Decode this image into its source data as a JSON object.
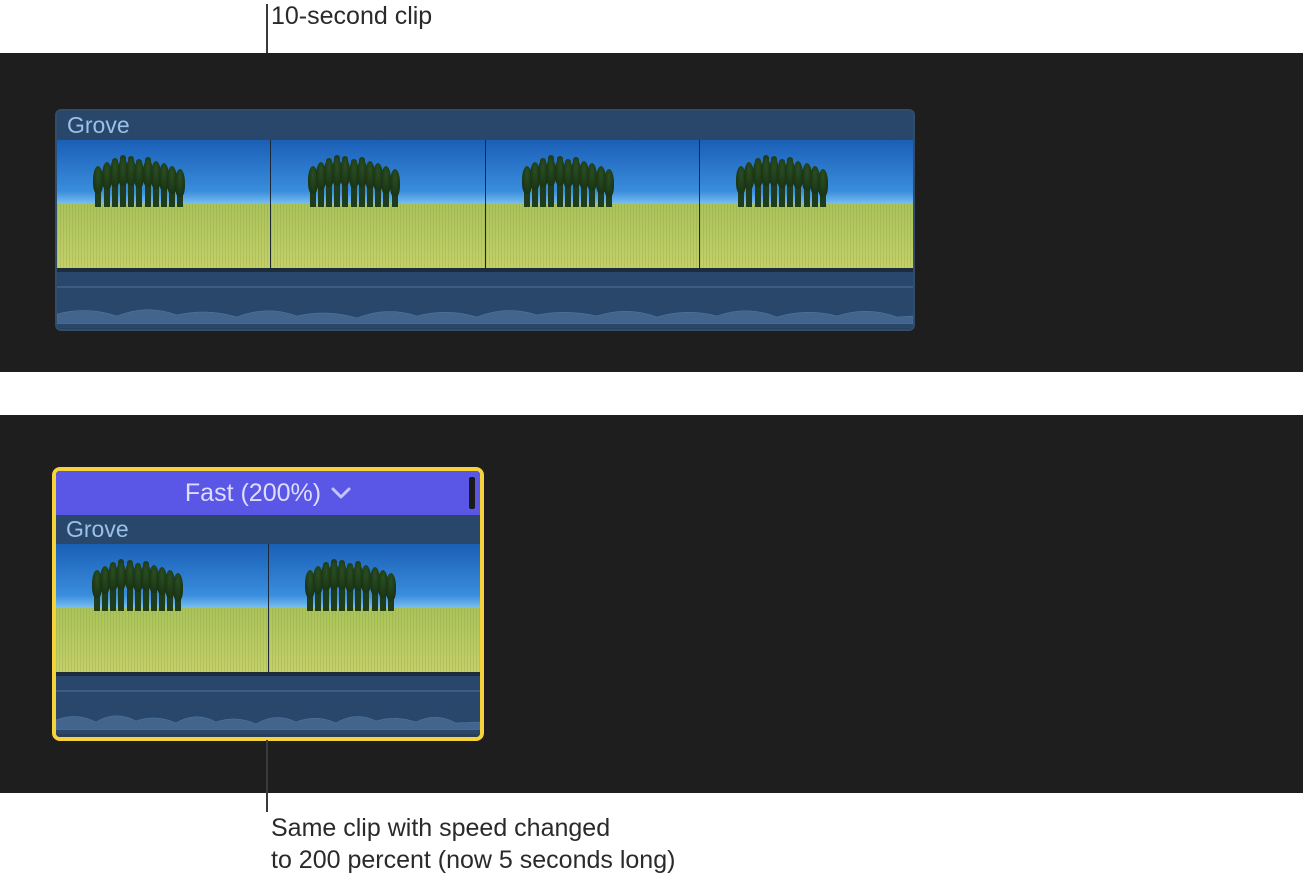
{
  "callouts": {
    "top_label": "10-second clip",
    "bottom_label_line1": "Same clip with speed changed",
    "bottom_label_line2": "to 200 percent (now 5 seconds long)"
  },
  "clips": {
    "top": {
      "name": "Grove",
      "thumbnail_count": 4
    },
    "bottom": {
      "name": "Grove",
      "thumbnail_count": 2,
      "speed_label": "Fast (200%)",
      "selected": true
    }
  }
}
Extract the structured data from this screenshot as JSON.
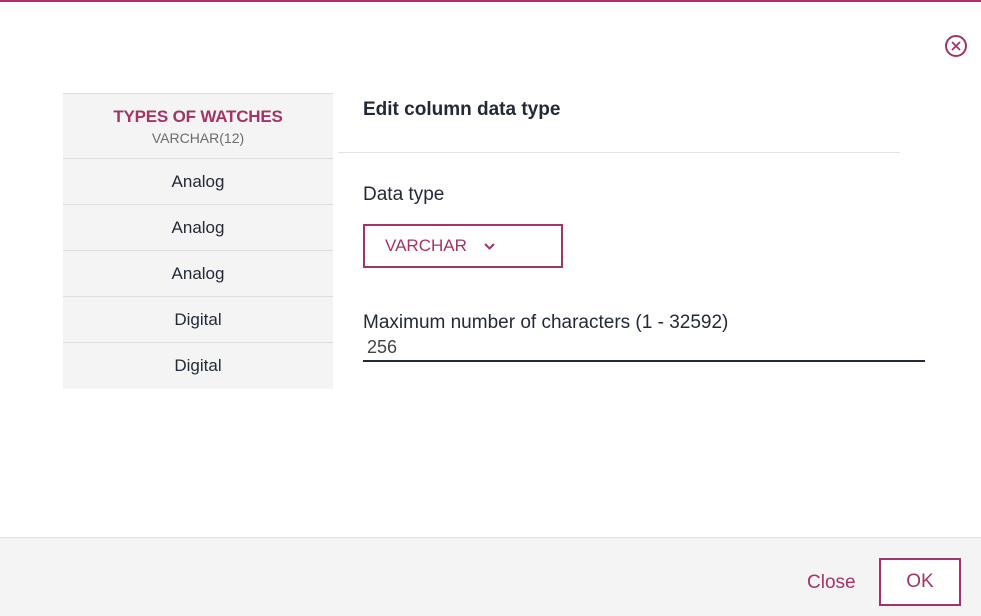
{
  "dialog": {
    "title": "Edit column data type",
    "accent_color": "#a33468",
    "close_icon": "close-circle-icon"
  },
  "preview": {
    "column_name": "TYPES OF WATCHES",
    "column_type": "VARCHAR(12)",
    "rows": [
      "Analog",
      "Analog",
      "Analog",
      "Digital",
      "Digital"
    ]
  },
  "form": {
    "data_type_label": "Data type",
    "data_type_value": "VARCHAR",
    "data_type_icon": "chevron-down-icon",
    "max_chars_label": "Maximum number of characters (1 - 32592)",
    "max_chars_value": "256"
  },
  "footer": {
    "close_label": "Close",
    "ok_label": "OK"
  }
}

###

GIVEN INSTRUCTION >>
Each line above that includes "JSON" should be shown.

OUTPUT OF THE TASK >>
Decode this image into its source data as a JSON object.
Extract the structured data from this screenshot as JSON.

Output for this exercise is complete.